Data for processing

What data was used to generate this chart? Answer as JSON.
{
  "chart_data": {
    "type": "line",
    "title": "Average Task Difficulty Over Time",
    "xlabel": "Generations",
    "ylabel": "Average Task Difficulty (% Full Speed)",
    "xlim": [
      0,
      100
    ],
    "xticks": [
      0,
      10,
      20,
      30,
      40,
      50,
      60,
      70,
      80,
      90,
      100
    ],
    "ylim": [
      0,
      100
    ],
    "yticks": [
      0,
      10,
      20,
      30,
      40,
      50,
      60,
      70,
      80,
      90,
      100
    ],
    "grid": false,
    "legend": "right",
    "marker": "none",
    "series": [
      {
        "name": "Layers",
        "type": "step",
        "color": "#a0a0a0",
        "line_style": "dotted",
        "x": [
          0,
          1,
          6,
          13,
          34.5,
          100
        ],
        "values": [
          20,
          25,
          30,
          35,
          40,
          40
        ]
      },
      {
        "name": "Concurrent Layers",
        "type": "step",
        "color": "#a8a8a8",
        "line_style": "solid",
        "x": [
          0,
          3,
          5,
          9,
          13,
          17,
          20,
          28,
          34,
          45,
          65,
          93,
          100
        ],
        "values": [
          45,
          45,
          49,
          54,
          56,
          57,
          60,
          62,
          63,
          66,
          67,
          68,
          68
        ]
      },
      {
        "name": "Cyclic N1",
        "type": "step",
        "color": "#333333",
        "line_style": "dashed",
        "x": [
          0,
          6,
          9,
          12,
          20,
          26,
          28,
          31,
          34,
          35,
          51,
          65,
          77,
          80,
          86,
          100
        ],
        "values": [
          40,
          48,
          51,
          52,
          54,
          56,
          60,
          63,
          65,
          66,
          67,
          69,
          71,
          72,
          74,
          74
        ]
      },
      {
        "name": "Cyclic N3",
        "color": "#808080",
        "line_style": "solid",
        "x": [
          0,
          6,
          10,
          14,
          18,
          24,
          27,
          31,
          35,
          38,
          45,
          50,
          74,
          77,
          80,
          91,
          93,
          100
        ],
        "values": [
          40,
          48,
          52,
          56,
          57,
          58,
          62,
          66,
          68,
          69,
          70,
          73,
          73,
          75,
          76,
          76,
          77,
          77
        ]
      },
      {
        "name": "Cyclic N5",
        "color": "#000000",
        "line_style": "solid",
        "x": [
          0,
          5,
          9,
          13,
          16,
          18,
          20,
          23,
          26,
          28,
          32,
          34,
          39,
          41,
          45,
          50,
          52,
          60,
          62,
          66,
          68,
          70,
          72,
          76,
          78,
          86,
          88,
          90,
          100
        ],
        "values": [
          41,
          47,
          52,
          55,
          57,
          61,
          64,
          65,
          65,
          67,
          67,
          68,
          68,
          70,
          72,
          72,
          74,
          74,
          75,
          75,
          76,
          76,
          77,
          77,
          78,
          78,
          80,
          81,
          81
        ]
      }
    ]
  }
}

Short problem
Look over the material above and show each line where "color" appears.

Exercise response
        "color": "#a0a0a0",
        "color": "#a8a8a8",
        "color": "#333333",
        "color": "#808080",
        "color": "#000000",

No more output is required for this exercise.